### SOURCE MATERIAL:
= = =

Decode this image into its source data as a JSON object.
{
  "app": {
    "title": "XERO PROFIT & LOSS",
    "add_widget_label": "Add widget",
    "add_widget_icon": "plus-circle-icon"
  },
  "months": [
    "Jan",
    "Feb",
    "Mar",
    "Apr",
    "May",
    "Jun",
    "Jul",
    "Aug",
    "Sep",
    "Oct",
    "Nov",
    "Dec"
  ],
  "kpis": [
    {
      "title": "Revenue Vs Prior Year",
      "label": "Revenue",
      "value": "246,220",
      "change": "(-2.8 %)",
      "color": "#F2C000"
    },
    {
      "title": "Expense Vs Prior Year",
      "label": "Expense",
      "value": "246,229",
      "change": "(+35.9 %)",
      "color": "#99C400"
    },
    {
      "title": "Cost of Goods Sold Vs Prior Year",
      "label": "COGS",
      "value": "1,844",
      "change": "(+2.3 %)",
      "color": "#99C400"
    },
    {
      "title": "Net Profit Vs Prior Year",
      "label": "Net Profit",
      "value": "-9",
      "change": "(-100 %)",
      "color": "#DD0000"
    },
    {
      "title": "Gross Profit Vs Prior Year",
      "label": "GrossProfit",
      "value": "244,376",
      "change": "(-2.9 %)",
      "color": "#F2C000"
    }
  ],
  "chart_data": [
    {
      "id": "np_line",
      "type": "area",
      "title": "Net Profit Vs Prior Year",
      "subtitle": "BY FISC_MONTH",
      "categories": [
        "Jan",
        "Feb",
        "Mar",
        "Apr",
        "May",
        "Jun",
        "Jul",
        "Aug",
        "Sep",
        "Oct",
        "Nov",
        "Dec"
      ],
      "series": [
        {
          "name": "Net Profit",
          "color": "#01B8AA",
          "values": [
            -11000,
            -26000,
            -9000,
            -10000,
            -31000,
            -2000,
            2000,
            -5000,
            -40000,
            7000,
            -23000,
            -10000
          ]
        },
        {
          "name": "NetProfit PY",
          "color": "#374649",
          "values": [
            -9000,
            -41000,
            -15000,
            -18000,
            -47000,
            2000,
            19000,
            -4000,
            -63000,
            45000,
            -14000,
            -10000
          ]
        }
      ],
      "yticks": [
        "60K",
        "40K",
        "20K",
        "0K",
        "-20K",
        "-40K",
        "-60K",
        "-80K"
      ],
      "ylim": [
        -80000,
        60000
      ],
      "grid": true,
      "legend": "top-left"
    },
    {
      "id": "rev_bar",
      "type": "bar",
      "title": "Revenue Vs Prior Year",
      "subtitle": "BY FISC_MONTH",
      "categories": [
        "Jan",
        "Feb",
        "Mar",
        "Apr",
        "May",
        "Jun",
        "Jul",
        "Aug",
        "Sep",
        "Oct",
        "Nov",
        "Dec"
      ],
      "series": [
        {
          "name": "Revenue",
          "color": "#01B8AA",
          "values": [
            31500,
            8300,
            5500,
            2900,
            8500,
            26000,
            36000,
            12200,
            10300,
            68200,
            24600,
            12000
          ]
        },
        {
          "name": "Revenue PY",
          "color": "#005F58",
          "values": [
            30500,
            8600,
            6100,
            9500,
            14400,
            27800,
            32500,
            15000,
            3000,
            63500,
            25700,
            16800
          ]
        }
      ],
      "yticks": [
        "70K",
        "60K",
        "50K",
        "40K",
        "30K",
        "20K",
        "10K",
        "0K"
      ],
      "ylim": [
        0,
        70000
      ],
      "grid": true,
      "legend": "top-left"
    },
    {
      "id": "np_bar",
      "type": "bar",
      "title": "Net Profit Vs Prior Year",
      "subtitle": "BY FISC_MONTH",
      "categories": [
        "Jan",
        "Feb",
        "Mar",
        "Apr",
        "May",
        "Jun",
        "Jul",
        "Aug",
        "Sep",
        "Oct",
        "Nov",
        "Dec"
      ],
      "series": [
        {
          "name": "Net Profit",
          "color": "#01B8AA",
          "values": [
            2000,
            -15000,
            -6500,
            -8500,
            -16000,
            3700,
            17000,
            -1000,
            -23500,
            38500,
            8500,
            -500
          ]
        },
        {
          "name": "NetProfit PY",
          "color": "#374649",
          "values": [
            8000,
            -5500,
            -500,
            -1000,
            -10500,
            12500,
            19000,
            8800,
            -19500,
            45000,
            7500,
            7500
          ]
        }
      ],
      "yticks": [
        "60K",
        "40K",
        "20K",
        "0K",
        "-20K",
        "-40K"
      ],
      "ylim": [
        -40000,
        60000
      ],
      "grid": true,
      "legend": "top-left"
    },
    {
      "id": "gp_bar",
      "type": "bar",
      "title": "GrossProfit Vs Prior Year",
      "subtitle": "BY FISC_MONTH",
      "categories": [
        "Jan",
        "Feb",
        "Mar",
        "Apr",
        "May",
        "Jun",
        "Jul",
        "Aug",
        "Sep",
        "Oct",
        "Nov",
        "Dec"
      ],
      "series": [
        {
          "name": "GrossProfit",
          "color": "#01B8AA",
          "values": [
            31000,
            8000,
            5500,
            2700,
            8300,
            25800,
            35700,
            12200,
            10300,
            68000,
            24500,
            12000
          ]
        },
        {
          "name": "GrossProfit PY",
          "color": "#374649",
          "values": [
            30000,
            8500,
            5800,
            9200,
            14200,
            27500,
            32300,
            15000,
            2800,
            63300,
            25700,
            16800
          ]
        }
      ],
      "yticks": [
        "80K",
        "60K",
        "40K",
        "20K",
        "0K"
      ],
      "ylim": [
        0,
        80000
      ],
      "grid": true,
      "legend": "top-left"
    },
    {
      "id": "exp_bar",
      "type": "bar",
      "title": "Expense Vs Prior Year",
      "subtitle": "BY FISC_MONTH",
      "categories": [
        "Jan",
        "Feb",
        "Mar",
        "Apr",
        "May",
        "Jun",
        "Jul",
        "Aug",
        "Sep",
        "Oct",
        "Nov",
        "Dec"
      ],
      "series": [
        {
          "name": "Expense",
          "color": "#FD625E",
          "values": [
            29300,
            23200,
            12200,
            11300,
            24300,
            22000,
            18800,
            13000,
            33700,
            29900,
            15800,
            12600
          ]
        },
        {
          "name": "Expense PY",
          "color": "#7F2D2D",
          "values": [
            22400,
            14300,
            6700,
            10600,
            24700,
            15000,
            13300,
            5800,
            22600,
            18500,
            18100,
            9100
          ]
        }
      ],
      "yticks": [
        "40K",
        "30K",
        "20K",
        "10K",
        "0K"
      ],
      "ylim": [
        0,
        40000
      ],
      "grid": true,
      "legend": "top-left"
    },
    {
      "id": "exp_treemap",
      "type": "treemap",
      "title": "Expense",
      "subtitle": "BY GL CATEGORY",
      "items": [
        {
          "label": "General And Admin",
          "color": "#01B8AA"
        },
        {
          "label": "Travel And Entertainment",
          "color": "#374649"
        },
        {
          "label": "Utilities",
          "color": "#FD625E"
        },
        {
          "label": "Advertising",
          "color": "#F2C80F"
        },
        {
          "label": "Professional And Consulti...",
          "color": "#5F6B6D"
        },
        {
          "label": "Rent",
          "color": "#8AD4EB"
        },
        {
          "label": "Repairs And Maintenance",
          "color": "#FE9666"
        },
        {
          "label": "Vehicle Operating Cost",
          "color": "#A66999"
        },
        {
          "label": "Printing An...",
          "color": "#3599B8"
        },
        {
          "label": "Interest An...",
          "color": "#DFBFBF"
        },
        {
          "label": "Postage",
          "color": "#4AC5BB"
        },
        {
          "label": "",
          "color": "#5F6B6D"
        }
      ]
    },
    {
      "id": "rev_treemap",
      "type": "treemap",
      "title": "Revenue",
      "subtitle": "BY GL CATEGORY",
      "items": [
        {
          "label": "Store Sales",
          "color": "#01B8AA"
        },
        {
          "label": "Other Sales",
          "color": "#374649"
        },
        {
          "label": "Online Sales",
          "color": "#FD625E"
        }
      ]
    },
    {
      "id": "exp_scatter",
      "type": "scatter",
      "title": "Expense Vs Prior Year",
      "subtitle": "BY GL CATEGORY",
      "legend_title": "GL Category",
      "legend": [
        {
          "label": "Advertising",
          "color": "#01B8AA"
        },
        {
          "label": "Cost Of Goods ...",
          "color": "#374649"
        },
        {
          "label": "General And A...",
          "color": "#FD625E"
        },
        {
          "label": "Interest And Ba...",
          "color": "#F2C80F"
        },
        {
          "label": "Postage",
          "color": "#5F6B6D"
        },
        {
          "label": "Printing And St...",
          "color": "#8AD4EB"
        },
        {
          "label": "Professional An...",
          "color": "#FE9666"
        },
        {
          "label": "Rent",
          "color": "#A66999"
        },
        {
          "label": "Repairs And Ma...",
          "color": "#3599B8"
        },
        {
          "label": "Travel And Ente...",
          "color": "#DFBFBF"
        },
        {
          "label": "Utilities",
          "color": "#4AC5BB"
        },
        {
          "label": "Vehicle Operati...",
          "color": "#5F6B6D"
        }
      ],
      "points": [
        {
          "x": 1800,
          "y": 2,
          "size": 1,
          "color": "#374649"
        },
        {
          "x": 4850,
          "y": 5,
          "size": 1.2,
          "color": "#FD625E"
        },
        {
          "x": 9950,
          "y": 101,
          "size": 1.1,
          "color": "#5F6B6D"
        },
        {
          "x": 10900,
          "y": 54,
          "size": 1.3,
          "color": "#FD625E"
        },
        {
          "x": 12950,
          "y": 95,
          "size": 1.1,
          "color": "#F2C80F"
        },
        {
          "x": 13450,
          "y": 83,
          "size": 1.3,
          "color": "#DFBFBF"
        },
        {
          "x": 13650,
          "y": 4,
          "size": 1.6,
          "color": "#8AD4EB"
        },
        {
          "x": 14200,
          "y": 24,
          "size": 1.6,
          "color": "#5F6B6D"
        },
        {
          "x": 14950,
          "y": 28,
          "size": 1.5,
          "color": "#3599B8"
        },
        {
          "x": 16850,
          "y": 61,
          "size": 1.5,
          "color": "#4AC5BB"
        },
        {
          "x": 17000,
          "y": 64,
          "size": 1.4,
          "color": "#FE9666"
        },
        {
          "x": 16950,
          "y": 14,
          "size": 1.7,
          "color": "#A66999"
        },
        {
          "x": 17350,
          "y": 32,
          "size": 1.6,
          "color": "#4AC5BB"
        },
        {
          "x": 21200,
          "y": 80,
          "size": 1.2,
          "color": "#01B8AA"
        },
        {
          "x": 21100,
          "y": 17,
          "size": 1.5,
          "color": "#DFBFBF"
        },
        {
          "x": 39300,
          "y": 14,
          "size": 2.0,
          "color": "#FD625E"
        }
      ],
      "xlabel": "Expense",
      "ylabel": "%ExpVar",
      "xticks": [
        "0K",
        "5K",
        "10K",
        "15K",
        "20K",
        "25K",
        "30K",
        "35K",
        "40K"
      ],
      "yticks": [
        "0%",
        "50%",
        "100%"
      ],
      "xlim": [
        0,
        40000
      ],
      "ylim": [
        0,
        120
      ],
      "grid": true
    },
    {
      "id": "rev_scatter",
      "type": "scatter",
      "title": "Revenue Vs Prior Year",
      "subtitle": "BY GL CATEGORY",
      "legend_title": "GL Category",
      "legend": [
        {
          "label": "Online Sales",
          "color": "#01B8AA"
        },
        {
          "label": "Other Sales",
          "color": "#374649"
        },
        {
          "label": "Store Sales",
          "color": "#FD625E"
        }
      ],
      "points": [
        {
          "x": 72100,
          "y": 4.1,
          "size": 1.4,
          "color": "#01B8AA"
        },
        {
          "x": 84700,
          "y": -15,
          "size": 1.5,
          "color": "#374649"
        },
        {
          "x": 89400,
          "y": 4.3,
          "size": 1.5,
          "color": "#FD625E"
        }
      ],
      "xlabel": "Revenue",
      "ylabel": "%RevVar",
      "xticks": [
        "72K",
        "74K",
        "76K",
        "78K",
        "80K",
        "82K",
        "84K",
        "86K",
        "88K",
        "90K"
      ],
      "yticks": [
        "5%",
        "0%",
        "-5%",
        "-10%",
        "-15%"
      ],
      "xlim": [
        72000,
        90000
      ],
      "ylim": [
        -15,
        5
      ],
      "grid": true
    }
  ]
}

= = =

### THE PROBLEM:
Identify and copy the lines holding the word "Revenue".

### EXPECTED ANSWER:
      "title": "Revenue Vs Prior Year",
      "label": "Revenue",
      "title": "Revenue Vs Prior Year",
          "name": "Revenue",
          "name": "Revenue PY",
      "title": "Revenue",
      "title": "Revenue Vs Prior Year",
      "xlabel": "Revenue",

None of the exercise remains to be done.